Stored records
+---+

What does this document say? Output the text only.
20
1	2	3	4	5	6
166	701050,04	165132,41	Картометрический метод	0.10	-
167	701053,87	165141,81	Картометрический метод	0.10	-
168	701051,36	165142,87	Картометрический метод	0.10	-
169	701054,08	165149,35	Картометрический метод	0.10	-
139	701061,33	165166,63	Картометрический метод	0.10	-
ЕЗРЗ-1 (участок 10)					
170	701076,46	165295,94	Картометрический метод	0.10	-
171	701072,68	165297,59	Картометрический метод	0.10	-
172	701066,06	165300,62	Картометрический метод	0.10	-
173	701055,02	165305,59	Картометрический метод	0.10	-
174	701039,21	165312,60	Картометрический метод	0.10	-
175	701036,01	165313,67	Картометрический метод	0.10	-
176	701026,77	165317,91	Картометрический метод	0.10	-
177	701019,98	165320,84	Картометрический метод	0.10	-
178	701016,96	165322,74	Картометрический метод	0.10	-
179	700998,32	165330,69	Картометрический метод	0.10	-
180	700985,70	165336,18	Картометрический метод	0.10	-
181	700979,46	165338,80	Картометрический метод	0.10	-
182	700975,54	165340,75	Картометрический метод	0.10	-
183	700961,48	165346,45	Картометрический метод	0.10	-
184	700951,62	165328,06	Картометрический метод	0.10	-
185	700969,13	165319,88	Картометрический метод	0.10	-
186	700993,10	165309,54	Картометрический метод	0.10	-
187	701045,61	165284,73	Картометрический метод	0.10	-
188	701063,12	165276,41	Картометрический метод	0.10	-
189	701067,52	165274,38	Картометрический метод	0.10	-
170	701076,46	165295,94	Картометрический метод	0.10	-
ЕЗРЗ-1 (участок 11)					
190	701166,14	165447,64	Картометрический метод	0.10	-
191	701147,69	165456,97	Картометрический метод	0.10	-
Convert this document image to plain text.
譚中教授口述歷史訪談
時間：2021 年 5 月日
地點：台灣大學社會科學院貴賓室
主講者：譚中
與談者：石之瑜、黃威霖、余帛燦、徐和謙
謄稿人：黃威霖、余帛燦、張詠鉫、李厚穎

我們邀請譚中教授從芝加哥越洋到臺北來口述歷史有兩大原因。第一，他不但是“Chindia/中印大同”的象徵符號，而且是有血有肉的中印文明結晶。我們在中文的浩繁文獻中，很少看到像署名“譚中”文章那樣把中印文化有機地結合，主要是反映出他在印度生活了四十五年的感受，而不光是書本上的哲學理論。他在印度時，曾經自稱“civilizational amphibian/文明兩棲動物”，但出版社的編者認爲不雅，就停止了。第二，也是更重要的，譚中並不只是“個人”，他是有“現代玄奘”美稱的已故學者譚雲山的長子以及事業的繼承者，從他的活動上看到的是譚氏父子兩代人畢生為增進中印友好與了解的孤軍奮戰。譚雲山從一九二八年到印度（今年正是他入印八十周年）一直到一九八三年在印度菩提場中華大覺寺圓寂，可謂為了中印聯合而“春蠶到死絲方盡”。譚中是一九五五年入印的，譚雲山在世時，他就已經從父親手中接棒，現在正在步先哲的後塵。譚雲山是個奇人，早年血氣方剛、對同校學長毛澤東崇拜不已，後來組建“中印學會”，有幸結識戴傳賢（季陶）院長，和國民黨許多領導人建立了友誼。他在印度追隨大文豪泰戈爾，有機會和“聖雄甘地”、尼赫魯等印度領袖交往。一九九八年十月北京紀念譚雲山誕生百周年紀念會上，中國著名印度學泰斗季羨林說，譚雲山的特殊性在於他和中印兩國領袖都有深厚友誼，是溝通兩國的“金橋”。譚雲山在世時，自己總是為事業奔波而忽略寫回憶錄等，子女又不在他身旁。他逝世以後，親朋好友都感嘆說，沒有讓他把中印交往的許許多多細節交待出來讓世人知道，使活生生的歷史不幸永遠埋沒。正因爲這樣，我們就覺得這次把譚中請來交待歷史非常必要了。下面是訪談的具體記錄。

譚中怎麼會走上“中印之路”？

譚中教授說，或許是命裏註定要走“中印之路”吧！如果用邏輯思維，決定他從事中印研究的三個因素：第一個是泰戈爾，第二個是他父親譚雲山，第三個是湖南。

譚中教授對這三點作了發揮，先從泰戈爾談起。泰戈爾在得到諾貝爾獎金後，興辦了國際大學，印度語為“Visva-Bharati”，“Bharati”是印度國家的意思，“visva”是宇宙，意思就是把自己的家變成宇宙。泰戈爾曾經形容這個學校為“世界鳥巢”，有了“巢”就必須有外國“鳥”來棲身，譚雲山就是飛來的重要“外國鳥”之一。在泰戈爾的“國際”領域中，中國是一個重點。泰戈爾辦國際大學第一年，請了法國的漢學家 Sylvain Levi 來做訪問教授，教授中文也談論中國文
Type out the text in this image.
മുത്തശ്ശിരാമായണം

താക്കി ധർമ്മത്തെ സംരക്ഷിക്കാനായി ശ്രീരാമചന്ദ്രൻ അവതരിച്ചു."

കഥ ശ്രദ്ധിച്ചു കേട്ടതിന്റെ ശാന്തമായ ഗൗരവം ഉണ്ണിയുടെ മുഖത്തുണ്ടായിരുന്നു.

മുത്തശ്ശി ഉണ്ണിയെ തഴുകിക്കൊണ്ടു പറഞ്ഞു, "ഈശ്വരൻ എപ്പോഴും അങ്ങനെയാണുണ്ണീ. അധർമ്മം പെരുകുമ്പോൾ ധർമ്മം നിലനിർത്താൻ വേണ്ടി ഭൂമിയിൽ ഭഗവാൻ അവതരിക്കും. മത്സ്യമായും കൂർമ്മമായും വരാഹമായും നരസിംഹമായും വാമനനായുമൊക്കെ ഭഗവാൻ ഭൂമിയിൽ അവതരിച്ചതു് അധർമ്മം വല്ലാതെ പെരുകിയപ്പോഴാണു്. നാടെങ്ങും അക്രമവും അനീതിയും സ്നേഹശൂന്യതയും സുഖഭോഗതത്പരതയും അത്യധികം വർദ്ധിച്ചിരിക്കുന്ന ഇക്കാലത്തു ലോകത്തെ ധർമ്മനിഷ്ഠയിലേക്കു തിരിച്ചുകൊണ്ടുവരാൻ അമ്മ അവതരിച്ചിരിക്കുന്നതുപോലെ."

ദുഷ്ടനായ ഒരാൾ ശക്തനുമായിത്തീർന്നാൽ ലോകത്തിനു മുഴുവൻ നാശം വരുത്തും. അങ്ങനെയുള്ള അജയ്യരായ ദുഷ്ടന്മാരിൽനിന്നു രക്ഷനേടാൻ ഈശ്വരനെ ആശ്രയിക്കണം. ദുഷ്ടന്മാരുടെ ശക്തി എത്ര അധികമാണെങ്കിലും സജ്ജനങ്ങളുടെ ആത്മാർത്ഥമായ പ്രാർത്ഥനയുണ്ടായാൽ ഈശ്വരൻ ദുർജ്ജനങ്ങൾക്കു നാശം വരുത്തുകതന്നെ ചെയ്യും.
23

+---+

### Given exercise
Provide an exact reproduction of all the entries shown above.

### The completed task
What does this document say? Output the text only.
20
1	2	3	4	5	6
166	701050,04	165132,41	Картометрический метод	0.10	-
167	701053,87	165141,81	Картометрический метод	0.10	-
168	701051,36	165142,87	Картометрический метод	0.10	-
169	701054,08	165149,35	Картометрический метод	0.10	-
139	701061,33	165166,63	Картометрический метод	0.10	-
ЕЗРЗ-1 (участок 10)					
170	701076,46	165295,94	Картометрический метод	0.10	-
171	701072,68	165297,59	Картометрический метод	0.10	-
172	701066,06	165300,62	Картометрический метод	0.10	-
173	701055,02	165305,59	Картометрический метод	0.10	-
174	701039,21	165312,60	Картометрический метод	0.10	-
175	701036,01	165313,67	Картометрический метод	0.10	-
176	701026,77	165317,91	Картометрический метод	0.10	-
177	701019,98	165320,84	Картометрический метод	0.10	-
178	701016,96	165322,74	Картометрический метод	0.10	-
179	700998,32	165330,69	Картометрический метод	0.10	-
180	700985,70	165336,18	Картометрический метод	0.10	-
181	700979,46	165338,80	Картометрический метод	0.10	-
182	700975,54	165340,75	Картометрический метод	0.10	-
183	700961,48	165346,45	Картометрический метод	0.10	-
184	700951,62	165328,06	Картометрический метод	0.10	-
185	700969,13	165319,88	Картометрический метод	0.10	-
186	700993,10	165309,54	Картометрический метод	0.10	-
187	701045,61	165284,73	Картометрический метод	0.10	-
188	701063,12	165276,41	Картометрический метод	0.10	-
189	701067,52	165274,38	Картометрический метод	0.10	-
170	701076,46	165295,94	Картометрический метод	0.10	-
ЕЗРЗ-1 (участок 11)					
190	701166,14	165447,64	Картометрический метод	0.10	-
191	701147,69	165456,97	Картометрический метод	0.10	-
Convert this document image to plain text.
譚中教授口述歷史訪談
時間：2021 年 5 月日
地點：台灣大學社會科學院貴賓室
主講者：譚中
與談者：石之瑜、黃威霖、余帛燦、徐和謙
謄稿人：黃威霖、余帛燦、張詠鉫、李厚穎

我們邀請譚中教授從芝加哥越洋到臺北來口述歷史有兩大原因。第一，他不但是“Chindia/中印大同”的象徵符號，而且是有血有肉的中印文明結晶。我們在中文的浩繁文獻中，很少看到像署名“譚中”文章那樣把中印文化有機地結合，主要是反映出他在印度生活了四十五年的感受，而不光是書本上的哲學理論。他在印度時，曾經自稱“civilizational amphibian/文明兩棲動物”，但出版社的編者認爲不雅，就停止了。第二，也是更重要的，譚中並不只是“個人”，他是有“現代玄奘”美稱的已故學者譚雲山的長子以及事業的繼承者，從他的活動上看到的是譚氏父子兩代人畢生為增進中印友好與了解的孤軍奮戰。譚雲山從一九二八年到印度（今年正是他入印八十周年）一直到一九八三年在印度菩提場中華大覺寺圓寂，可謂為了中印聯合而“春蠶到死絲方盡”。譚中是一九五五年入印的，譚雲山在世時，他就已經從父親手中接棒，現在正在步先哲的後塵。譚雲山是個奇人，早年血氣方剛、對同校學長毛澤東崇拜不已，後來組建“中印學會”，有幸結識戴傳賢（季陶）院長，和國民黨許多領導人建立了友誼。他在印度追隨大文豪泰戈爾，有機會和“聖雄甘地”、尼赫魯等印度領袖交往。一九九八年十月北京紀念譚雲山誕生百周年紀念會上，中國著名印度學泰斗季羨林說，譚雲山的特殊性在於他和中印兩國領袖都有深厚友誼，是溝通兩國的“金橋”。譚雲山在世時，自己總是為事業奔波而忽略寫回憶錄等，子女又不在他身旁。他逝世以後，親朋好友都感嘆說，沒有讓他把中印交往的許許多多細節交待出來讓世人知道，使活生生的歷史不幸永遠埋沒。正因爲這樣，我們就覺得這次把譚中請來交待歷史非常必要了。下面是訪談的具體記錄。

譚中怎麼會走上“中印之路”？

譚中教授說，或許是命裏註定要走“中印之路”吧！如果用邏輯思維，決定他從事中印研究的三個因素：第一個是泰戈爾，第二個是他父親譚雲山，第三個是湖南。

譚中教授對這三點作了發揮，先從泰戈爾談起。泰戈爾在得到諾貝爾獎金後，興辦了國際大學，印度語為“Visva-Bharati”，“Bharati”是印度國家的意思，“visva”是宇宙，意思就是把自己的家變成宇宙。泰戈爾曾經形容這個學校為“世界鳥巢”，有了“巢”就必須有外國“鳥”來棲身，譚雲山就是飛來的重要“外國鳥”之一。在泰戈爾的“國際”領域中，中國是一個重點。泰戈爾辦國際大學第一年，請了法國的漢學家 Sylvain Levi 來做訪問教授，教授中文也談論中國文
Type out the text in this image.
മുത്തശ്ശിരാമായണം

താക്കി ധർമ്മത്തെ സംരക്ഷിക്കാനായി ശ്രീരാമചന്ദ്രൻ അവതരിച്ചു."

കഥ ശ്രദ്ധിച്ചു കേട്ടതിന്റെ ശാന്തമായ ഗൗരവം ഉണ്ണിയുടെ മുഖത്തുണ്ടായിരുന്നു.

മുത്തശ്ശി ഉണ്ണിയെ തഴുകിക്കൊണ്ടു പറഞ്ഞു, "ഈശ്വരൻ എപ്പോഴും അങ്ങനെയാണുണ്ണീ. അധർമ്മം പെരുകുമ്പോൾ ധർമ്മം നിലനിർത്താൻ വേണ്ടി ഭൂമിയിൽ ഭഗവാൻ അവതരിക്കും. മത്സ്യമായും കൂർമ്മമായും വരാഹമായും നരസിംഹമായും വാമനനായുമൊക്കെ ഭഗവാൻ ഭൂമിയിൽ അവതരിച്ചതു് അധർമ്മം വല്ലാതെ പെരുകിയപ്പോഴാണു്. നാടെങ്ങും അക്രമവും അനീതിയും സ്നേഹശൂന്യതയും സുഖഭോഗതത്പരതയും അത്യധികം വർദ്ധിച്ചിരിക്കുന്ന ഇക്കാലത്തു ലോകത്തെ ധർമ്മനിഷ്ഠയിലേക്കു തിരിച്ചുകൊണ്ടുവരാൻ അമ്മ അവതരിച്ചിരിക്കുന്നതുപോലെ."

ദുഷ്ടനായ ഒരാൾ ശക്തനുമായിത്തീർന്നാൽ ലോകത്തിനു മുഴുവൻ നാശം വരുത്തും. അങ്ങനെയുള്ള അജയ്യരായ ദുഷ്ടന്മാരിൽനിന്നു രക്ഷനേടാൻ ഈശ്വരനെ ആശ്രയിക്കണം. ദുഷ്ടന്മാരുടെ ശക്തി എത്ര അധികമാണെങ്കിലും സജ്ജനങ്ങളുടെ ആത്മാർത്ഥമായ പ്രാർത്ഥനയുണ്ടായാൽ ഈശ്വരൻ ദുർജ്ജനങ്ങൾക്കു നാശം വരുത്തുകതന്നെ ചെയ്യും.
23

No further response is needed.